=== GOAL OF THE EXERCISE ===
Can you output the material exactly as written, minus any pictures it holds?
## Begin DATA PROVIDED
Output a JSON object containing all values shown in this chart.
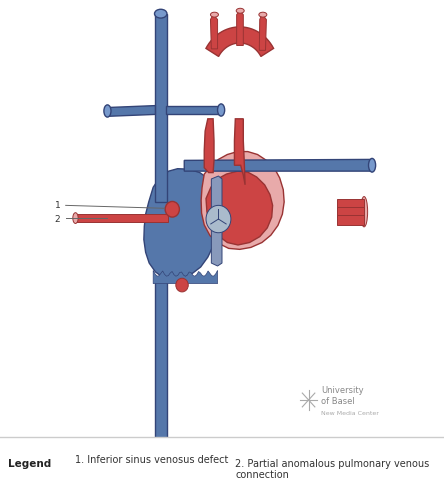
{
  "bg_color": "#ffffff",
  "blue": "#5577aa",
  "blue_light": "#7799cc",
  "blue_mid": "#4a6fa5",
  "red": "#cc4444",
  "red_light": "#e8aaaa",
  "red_mid": "#dd6666",
  "outline_blue": "#334477",
  "outline_red": "#993333",
  "gray_line": "#666666",
  "label1": "1. Inferior sinus venosus defect",
  "label2": "2. Partial anomalous pulmonary venous\nconnection",
  "legend_title": "Legend",
  "logo_text": "University\nof Basel",
  "logo_sub": "New Media Center",
  "separator_color": "#cccccc",
  "figw": 4.44,
  "figh": 4.89,
  "dpi": 100
}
## End DATA PROVIDED
=== EXERCISE ANSWER ===
Output a JSON object containing all values shown in this chart.
{
  "bg_color": "#ffffff",
  "blue": "#5577aa",
  "blue_light": "#7799cc",
  "blue_mid": "#4a6fa5",
  "red": "#cc4444",
  "red_light": "#e8aaaa",
  "red_mid": "#dd6666",
  "outline_blue": "#334477",
  "outline_red": "#993333",
  "gray_line": "#666666",
  "label1": "1. Inferior sinus venosus defect",
  "label2": "2. Partial anomalous pulmonary venous\nconnection",
  "legend_title": "Legend",
  "logo_text": "University\nof Basel",
  "logo_sub": "New Media Center",
  "separator_color": "#cccccc",
  "figw": 4.44,
  "figh": 4.89,
  "dpi": 100
}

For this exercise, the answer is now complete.